• _SHORT EXERCISE_
Repeat each line of the material exactly.

▬▬▬▬▬▬

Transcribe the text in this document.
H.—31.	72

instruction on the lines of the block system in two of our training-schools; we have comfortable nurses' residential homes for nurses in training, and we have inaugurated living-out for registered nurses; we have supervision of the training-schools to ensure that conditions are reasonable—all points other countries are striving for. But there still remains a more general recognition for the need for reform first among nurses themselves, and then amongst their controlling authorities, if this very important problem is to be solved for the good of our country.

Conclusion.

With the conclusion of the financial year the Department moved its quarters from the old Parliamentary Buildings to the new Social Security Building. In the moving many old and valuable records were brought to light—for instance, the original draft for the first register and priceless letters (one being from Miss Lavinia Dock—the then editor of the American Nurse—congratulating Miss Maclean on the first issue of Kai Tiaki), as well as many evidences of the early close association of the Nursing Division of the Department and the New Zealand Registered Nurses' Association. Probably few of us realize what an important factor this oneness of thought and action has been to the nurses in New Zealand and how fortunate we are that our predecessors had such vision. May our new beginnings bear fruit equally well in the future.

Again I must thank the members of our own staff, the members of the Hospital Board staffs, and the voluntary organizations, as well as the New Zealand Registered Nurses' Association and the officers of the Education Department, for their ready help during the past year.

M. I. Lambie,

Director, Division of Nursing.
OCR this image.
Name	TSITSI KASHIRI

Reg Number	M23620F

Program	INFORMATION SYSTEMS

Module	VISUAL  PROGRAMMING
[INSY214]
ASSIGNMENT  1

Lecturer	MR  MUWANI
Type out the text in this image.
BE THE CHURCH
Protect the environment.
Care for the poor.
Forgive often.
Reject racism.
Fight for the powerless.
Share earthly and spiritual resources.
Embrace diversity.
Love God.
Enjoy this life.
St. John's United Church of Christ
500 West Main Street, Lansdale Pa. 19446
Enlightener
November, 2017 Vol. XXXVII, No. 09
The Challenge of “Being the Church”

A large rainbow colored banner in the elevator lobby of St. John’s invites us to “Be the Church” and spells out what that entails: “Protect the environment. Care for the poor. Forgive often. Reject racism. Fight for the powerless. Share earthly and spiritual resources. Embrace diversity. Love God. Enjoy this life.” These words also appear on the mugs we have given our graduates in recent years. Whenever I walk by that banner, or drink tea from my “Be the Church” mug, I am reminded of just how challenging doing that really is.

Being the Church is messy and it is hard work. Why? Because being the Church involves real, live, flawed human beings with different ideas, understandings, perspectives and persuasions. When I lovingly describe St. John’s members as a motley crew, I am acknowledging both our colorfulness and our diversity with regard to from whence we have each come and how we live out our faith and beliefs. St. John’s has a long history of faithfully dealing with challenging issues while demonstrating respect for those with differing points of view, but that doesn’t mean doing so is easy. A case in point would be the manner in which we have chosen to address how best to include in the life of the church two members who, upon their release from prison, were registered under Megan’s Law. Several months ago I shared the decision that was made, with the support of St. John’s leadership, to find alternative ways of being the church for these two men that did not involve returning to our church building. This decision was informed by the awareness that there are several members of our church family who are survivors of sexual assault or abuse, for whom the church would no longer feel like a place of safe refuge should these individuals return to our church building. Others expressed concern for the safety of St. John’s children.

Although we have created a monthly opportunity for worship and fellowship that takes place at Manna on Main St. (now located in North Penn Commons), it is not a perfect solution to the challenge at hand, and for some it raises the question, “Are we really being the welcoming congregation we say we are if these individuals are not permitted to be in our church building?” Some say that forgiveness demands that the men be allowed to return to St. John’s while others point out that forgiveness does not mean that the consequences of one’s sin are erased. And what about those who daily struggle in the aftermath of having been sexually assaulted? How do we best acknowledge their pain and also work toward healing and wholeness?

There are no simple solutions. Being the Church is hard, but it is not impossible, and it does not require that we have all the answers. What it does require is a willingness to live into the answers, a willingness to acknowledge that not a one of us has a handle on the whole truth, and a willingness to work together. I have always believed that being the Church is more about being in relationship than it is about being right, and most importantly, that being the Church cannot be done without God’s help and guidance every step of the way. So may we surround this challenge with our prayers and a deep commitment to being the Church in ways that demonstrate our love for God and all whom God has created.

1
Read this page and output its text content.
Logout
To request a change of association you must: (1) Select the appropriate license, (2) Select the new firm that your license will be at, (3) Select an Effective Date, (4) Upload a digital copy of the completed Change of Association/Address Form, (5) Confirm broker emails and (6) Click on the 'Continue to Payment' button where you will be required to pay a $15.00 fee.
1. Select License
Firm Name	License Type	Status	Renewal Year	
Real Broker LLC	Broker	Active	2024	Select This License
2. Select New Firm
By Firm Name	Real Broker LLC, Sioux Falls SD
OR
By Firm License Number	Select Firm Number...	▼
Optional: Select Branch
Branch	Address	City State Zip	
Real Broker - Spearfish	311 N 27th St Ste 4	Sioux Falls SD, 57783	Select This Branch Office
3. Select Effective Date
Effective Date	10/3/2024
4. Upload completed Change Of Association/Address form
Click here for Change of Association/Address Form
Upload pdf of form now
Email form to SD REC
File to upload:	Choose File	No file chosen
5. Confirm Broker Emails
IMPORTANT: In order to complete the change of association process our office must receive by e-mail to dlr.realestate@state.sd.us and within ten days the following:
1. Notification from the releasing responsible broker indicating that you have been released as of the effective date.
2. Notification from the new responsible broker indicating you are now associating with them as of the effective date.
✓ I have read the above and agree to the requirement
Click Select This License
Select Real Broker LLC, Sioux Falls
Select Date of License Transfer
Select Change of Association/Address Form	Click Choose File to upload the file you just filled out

▬▬▬▬▬▬

• _EXPECTED ANSWER_
Transcribe the text in this document.
H.—31.	72

instruction on the lines of the block system in two of our training-schools; we have comfortable nurses' residential homes for nurses in training, and we have inaugurated living-out for registered nurses; we have supervision of the training-schools to ensure that conditions are reasonable—all points other countries are striving for. But there still remains a more general recognition for the need for reform first among nurses themselves, and then amongst their controlling authorities, if this very important problem is to be solved for the good of our country.

Conclusion.

With the conclusion of the financial year the Department moved its quarters from the old Parliamentary Buildings to the new Social Security Building. In the moving many old and valuable records were brought to light—for instance, the original draft for the first register and priceless letters (one being from Miss Lavinia Dock—the then editor of the American Nurse—congratulating Miss Maclean on the first issue of Kai Tiaki), as well as many evidences of the early close association of the Nursing Division of the Department and the New Zealand Registered Nurses' Association. Probably few of us realize what an important factor this oneness of thought and action has been to the nurses in New Zealand and how fortunate we are that our predecessors had such vision. May our new beginnings bear fruit equally well in the future.

Again I must thank the members of our own staff, the members of the Hospital Board staffs, and the voluntary organizations, as well as the New Zealand Registered Nurses' Association and the officers of the Education Department, for their ready help during the past year.

M. I. Lambie,

Director, Division of Nursing.
OCR this image.
Name	TSITSI KASHIRI

Reg Number	M23620F

Program	INFORMATION SYSTEMS

Module	VISUAL  PROGRAMMING
[INSY214]
ASSIGNMENT  1

Lecturer	MR  MUWANI
Type out the text in this image.
BE THE CHURCH
Protect the environment.
Care for the poor.
Forgive often.
Reject racism.
Fight for the powerless.
Share earthly and spiritual resources.
Embrace diversity.
Love God.
Enjoy this life.
St. John's United Church of Christ
500 West Main Street, Lansdale Pa. 19446
Enlightener
November, 2017 Vol. XXXVII, No. 09
The Challenge of “Being the Church”

A large rainbow colored banner in the elevator lobby of St. John’s invites us to “Be the Church” and spells out what that entails: “Protect the environment. Care for the poor. Forgive often. Reject racism. Fight for the powerless. Share earthly and spiritual resources. Embrace diversity. Love God. Enjoy this life.” These words also appear on the mugs we have given our graduates in recent years. Whenever I walk by that banner, or drink tea from my “Be the Church” mug, I am reminded of just how challenging doing that really is.

Being the Church is messy and it is hard work. Why? Because being the Church involves real, live, flawed human beings with different ideas, understandings, perspectives and persuasions. When I lovingly describe St. John’s members as a motley crew, I am acknowledging both our colorfulness and our diversity with regard to from whence we have each come and how we live out our faith and beliefs. St. John’s has a long history of faithfully dealing with challenging issues while demonstrating respect for those with differing points of view, but that doesn’t mean doing so is easy. A case in point would be the manner in which we have chosen to address how best to include in the life of the church two members who, upon their release from prison, were registered under Megan’s Law. Several months ago I shared the decision that was made, with the support of St. John’s leadership, to find alternative ways of being the church for these two men that did not involve returning to our church building. This decision was informed by the awareness that there are several members of our church family who are survivors of sexual assault or abuse, for whom the church would no longer feel like a place of safe refuge should these individuals return to our church building. Others expressed concern for the safety of St. John’s children.

Although we have created a monthly opportunity for worship and fellowship that takes place at Manna on Main St. (now located in North Penn Commons), it is not a perfect solution to the challenge at hand, and for some it raises the question, “Are we really being the welcoming congregation we say we are if these individuals are not permitted to be in our church building?” Some say that forgiveness demands that the men be allowed to return to St. John’s while others point out that forgiveness does not mean that the consequences of one’s sin are erased. And what about those who daily struggle in the aftermath of having been sexually assaulted? How do we best acknowledge their pain and also work toward healing and wholeness?

There are no simple solutions. Being the Church is hard, but it is not impossible, and it does not require that we have all the answers. What it does require is a willingness to live into the answers, a willingness to acknowledge that not a one of us has a handle on the whole truth, and a willingness to work together. I have always believed that being the Church is more about being in relationship than it is about being right, and most importantly, that being the Church cannot be done without God’s help and guidance every step of the way. So may we surround this challenge with our prayers and a deep commitment to being the Church in ways that demonstrate our love for God and all whom God has created.

1
Read this page and output its text content.
Logout
To request a change of association you must: (1) Select the appropriate license, (2) Select the new firm that your license will be at, (3) Select an Effective Date, (4) Upload a digital copy of the completed Change of Association/Address Form, (5) Confirm broker emails and (6) Click on the 'Continue to Payment' button where you will be required to pay a $15.00 fee.
1. Select License
Firm Name	License Type	Status	Renewal Year	
Real Broker LLC	Broker	Active	2024	Select This License
2. Select New Firm
By Firm Name	Real Broker LLC, Sioux Falls SD
OR
By Firm License Number	Select Firm Number...	▼
Optional: Select Branch
Branch	Address	City State Zip	
Real Broker - Spearfish	311 N 27th St Ste 4	Sioux Falls SD, 57783	Select This Branch Office
3. Select Effective Date
Effective Date	10/3/2024
4. Upload completed Change Of Association/Address form
Click here for Change of Association/Address Form
Upload pdf of form now
Email form to SD REC
File to upload:	Choose File	No file chosen
5. Confirm Broker Emails
IMPORTANT: In order to complete the change of association process our office must receive by e-mail to dlr.realestate@state.sd.us and within ten days the following:
1. Notification from the releasing responsible broker indicating that you have been released as of the effective date.
2. Notification from the new responsible broker indicating you are now associating with them as of the effective date.
✓ I have read the above and agree to the requirement
Click Select This License
Select Real Broker LLC, Sioux Falls
Select Date of License Transfer
Select Change of Association/Address Form	Click Choose File to upload the file you just filled out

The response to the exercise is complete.